GOAL » Tally the lines that contain the string "this" and give the number by itself.

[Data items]
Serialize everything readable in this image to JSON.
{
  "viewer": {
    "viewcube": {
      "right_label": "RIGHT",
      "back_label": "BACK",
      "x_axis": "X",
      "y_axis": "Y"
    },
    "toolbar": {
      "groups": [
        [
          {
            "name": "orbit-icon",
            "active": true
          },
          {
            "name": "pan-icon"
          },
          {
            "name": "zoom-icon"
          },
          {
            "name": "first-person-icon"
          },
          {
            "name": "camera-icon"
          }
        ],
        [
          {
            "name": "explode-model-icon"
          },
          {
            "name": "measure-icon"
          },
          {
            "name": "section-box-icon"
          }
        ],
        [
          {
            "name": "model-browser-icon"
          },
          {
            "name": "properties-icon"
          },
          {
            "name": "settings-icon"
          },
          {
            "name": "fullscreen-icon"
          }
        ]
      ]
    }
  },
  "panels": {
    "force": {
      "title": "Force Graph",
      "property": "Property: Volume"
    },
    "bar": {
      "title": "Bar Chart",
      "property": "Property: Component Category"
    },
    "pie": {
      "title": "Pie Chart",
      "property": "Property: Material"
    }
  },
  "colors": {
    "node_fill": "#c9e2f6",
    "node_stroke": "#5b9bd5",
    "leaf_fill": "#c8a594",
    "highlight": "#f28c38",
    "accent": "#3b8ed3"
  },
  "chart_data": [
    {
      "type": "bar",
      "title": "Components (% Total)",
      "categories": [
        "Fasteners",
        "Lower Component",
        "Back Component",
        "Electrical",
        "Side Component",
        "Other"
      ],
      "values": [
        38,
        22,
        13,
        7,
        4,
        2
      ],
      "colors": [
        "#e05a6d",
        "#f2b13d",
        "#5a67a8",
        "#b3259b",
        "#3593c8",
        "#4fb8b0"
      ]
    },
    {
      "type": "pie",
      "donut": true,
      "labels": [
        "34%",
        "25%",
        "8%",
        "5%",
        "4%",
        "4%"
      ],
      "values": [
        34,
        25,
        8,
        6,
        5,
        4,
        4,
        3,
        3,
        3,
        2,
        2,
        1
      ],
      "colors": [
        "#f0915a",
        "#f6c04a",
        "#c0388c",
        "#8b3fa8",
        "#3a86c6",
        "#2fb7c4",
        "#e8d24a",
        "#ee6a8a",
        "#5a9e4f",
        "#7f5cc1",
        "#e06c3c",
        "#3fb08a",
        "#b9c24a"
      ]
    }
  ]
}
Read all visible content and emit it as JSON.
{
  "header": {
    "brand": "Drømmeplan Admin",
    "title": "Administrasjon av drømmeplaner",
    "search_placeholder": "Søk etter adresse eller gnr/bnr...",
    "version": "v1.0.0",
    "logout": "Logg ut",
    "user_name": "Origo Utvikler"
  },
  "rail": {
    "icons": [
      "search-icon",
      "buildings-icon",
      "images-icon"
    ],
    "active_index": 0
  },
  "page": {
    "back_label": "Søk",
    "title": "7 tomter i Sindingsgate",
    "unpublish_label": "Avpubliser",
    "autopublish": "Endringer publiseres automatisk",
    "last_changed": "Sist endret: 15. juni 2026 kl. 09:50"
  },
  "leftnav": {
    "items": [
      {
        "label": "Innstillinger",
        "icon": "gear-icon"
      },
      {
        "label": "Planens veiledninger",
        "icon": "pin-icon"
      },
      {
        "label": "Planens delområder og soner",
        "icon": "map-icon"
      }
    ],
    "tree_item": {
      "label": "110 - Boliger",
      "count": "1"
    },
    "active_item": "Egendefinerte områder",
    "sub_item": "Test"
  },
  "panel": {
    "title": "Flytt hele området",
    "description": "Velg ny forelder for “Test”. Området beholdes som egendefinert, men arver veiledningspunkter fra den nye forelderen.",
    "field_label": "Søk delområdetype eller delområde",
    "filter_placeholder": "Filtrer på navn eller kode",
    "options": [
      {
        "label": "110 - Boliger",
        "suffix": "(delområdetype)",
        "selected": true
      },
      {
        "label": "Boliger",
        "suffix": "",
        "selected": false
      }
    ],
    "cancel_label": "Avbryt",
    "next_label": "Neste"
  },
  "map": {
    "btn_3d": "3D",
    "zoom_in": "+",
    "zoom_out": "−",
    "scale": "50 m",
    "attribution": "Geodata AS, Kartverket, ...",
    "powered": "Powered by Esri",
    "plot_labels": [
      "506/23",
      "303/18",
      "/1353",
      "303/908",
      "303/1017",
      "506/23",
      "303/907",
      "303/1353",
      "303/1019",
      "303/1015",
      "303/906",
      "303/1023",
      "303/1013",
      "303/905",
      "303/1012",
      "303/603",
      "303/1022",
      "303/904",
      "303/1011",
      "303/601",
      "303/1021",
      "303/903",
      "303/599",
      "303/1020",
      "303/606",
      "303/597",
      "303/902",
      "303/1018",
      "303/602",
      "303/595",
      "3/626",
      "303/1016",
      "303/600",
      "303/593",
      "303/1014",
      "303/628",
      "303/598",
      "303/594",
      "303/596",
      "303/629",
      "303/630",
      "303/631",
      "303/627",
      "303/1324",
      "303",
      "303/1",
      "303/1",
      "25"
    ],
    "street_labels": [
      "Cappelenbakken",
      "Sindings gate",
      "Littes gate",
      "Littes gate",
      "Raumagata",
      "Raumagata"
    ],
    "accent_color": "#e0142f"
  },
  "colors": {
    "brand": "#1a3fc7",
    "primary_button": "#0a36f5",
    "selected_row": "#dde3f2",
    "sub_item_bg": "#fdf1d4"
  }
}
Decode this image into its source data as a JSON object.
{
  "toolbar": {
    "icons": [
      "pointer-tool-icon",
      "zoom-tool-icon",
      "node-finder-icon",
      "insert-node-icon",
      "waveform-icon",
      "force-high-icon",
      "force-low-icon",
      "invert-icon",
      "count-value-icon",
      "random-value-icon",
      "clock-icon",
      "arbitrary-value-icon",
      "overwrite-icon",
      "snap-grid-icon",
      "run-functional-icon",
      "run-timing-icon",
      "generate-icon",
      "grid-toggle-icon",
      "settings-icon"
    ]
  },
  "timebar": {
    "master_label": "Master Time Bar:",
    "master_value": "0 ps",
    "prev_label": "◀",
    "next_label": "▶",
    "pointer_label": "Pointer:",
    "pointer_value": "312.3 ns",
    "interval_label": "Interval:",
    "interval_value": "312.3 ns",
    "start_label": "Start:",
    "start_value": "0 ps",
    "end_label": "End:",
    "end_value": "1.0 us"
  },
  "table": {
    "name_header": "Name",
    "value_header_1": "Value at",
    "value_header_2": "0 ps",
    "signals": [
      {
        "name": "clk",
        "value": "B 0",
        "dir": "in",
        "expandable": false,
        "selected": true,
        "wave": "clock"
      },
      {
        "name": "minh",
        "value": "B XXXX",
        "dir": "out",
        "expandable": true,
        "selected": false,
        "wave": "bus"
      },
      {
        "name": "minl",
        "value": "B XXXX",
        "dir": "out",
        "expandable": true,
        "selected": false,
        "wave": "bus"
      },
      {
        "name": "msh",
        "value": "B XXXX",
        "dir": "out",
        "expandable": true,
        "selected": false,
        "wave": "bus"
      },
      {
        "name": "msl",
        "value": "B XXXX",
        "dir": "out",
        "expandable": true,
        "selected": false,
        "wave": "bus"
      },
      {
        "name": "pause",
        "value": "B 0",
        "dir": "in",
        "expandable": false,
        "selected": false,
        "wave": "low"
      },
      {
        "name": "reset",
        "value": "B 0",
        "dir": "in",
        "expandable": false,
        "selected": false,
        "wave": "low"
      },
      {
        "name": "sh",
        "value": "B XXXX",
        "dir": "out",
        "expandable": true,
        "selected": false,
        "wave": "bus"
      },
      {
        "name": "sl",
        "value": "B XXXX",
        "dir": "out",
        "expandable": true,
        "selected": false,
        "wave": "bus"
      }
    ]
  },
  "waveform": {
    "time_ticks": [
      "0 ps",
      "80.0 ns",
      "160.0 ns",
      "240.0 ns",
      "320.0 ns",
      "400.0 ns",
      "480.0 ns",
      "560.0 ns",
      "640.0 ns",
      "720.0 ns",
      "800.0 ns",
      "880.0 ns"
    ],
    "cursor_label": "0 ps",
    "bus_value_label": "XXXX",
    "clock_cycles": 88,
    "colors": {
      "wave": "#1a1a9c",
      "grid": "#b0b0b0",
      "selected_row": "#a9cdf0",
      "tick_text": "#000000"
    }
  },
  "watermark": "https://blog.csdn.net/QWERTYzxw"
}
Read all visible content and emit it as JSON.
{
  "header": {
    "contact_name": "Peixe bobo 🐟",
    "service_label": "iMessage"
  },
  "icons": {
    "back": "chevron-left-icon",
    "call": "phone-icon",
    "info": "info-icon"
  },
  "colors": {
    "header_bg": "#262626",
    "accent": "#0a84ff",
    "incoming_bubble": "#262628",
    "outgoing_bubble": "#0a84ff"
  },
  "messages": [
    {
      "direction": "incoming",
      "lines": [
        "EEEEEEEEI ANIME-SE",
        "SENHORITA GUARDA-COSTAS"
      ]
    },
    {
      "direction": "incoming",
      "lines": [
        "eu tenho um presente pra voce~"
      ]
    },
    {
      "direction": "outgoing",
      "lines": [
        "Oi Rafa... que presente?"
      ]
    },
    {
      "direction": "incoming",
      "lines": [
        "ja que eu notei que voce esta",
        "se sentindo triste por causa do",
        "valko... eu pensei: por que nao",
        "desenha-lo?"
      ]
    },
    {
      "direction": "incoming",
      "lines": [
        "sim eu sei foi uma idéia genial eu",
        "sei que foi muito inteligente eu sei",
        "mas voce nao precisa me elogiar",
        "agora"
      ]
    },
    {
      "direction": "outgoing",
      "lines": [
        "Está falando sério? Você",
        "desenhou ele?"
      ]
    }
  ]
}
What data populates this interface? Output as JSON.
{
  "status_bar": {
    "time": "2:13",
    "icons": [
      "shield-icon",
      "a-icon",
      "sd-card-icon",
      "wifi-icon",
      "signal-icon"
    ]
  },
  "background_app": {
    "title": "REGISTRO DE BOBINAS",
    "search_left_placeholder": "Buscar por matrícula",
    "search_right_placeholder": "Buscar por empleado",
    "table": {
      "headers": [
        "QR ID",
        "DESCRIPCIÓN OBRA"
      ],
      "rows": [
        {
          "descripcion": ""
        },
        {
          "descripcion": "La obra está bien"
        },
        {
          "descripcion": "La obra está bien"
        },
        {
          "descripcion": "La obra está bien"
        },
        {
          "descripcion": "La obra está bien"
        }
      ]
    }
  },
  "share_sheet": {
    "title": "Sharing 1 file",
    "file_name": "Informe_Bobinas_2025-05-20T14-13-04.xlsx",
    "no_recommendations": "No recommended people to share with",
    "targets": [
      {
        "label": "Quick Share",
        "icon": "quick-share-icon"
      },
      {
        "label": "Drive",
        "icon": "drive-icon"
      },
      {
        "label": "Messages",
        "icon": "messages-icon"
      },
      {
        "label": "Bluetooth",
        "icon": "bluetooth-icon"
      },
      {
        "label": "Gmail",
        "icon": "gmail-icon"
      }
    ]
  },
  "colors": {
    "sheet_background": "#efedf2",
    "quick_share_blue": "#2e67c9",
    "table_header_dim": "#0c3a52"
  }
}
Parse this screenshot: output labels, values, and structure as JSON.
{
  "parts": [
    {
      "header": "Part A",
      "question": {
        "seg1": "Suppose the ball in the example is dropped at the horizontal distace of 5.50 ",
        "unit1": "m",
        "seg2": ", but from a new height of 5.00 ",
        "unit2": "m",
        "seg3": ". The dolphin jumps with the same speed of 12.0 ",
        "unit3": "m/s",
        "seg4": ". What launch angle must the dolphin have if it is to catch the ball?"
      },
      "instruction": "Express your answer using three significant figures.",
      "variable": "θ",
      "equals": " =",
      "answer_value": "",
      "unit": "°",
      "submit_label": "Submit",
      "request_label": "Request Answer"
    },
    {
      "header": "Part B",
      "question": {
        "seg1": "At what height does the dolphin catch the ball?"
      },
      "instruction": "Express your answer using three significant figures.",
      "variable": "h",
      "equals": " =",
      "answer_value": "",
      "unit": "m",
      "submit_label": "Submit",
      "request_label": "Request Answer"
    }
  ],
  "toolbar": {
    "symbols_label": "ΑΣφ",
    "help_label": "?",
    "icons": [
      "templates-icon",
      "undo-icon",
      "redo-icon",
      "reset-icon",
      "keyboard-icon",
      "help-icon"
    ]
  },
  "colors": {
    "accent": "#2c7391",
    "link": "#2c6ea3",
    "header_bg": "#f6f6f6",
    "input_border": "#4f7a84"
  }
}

SOLVED PROBLEM » 4